Given problem 1. Repeat word for word the passage of the ggplot answer below, starting at "library(circular)" and ending at "y4=rnorm(500,-1.3,0.1)".

Selected extract.
————————

It seems you're looking for a basic understanding of how ggplot
works here and how to format and access your data to produce (in this case) a line plot with multiple series of y values (sharing the same x value). A reasonable place to start would be with the multitude of tutorials available online. Here's a crash course on how to get what I believe you are looking to do.
Prepare your data
The first step toward creating a plot is to prepare your data. From your description, it seems the data is formatted for you with the same x values applied to different y values. It's not clear to me if those exist in different datasets or if they are are in the same data frame as different columns; however, the approach here is similar in that the goal is to arrive at a data frame which respects Tidy Data Principles. Take the following example dataset:
# using these libraries for this example
library(dplyr)
library(tidyr)
library(ggplot2)
library(circular)
# example dataset. Each y# column has values for the same x column (locus)
df <- data.frame(
locus=c(1:500),
y1=rnorm(500,1,0.05),
y2=cos(rad(1:500)),
y3=sin(rad(1:500)),
y4=rnorm(500,-1.3,0.1)
)

————————

Given problem 2. Reproduce the records word for word, starting at their first line and ending at the line that contains "legend-label: 16 — [999, 637, 1015, 653]".

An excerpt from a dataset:
————————

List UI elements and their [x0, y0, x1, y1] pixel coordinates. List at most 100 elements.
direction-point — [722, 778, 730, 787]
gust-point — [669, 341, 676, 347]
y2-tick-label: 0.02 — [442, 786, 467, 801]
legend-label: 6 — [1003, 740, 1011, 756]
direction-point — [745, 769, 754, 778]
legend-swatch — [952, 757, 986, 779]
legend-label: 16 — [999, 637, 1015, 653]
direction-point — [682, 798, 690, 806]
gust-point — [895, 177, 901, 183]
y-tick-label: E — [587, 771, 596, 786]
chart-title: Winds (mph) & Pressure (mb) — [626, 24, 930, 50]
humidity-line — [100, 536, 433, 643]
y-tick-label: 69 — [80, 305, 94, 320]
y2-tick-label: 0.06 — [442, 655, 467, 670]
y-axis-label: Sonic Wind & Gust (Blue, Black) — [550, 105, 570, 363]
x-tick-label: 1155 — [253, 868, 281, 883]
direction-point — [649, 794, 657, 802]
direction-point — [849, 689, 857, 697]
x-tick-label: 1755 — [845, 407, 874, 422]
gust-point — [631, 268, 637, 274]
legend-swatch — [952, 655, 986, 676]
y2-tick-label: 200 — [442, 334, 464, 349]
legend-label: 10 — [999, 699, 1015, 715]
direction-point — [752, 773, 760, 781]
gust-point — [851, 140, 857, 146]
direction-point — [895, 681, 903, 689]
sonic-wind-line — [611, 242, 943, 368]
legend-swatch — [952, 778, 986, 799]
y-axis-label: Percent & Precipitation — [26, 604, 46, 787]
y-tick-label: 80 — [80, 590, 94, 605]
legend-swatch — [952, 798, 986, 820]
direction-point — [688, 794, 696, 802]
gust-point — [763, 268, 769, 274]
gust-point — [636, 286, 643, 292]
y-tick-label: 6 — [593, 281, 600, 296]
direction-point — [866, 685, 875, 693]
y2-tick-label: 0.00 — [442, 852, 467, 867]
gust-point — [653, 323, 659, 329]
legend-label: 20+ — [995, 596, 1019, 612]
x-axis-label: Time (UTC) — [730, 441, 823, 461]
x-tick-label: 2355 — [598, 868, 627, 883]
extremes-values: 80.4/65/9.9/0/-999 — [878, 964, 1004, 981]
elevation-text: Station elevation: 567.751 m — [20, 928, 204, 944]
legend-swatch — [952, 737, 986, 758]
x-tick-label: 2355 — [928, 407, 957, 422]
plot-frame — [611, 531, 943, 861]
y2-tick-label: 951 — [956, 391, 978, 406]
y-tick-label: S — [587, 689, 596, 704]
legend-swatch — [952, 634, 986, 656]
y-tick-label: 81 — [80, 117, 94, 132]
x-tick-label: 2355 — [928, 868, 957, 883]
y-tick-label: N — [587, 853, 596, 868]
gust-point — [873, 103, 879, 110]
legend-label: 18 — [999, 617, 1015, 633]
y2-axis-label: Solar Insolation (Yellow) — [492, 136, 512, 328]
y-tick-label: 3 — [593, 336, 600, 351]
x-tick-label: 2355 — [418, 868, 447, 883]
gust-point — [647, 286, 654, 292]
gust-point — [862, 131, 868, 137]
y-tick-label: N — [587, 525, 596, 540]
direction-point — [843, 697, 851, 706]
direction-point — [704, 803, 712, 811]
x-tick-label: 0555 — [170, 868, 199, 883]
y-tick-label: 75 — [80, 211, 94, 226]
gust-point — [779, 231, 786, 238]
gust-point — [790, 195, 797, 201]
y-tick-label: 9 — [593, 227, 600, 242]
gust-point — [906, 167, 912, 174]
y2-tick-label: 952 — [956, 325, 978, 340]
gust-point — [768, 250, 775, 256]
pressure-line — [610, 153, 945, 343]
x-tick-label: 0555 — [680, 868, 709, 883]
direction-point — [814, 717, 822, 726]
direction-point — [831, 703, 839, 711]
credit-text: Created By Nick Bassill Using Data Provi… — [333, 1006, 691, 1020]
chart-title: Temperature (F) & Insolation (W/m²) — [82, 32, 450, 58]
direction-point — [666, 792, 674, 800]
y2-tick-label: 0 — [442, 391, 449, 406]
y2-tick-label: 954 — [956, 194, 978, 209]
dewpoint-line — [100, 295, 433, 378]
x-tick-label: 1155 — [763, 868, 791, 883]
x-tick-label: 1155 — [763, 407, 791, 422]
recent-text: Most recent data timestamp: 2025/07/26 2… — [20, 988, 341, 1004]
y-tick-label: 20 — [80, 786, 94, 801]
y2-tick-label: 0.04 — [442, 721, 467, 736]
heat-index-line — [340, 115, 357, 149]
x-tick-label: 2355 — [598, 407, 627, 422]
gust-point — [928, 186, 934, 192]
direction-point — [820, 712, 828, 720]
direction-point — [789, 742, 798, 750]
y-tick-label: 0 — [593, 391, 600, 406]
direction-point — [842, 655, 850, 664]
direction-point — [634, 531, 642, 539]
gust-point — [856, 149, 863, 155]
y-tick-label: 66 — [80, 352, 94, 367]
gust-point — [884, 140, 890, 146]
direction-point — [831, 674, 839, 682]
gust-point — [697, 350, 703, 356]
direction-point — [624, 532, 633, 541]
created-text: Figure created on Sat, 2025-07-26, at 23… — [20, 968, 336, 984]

————————

Correct output 1.
library(circular)
# example dataset. Each y# column has values for the same x column (locus)
df <- data.frame(
locus=c(1:500),
y1=rnorm(500,1,0.05),
y2=cos(rad(1:500)),
y3=sin(rad(1:500)),
y4=rnorm(500,-1.3,0.1)

Correct output 2.
List UI elements and their [x0, y0, x1, y1] pixel coordinates. List at most 100 elements.
direction-point — [722, 778, 730, 787]
gust-point — [669, 341, 676, 347]
y2-tick-label: 0.02 — [442, 786, 467, 801]
legend-label: 6 — [1003, 740, 1011, 756]
direction-point — [745, 769, 754, 778]
legend-swatch — [952, 757, 986, 779]
legend-label: 16 — [999, 637, 1015, 653]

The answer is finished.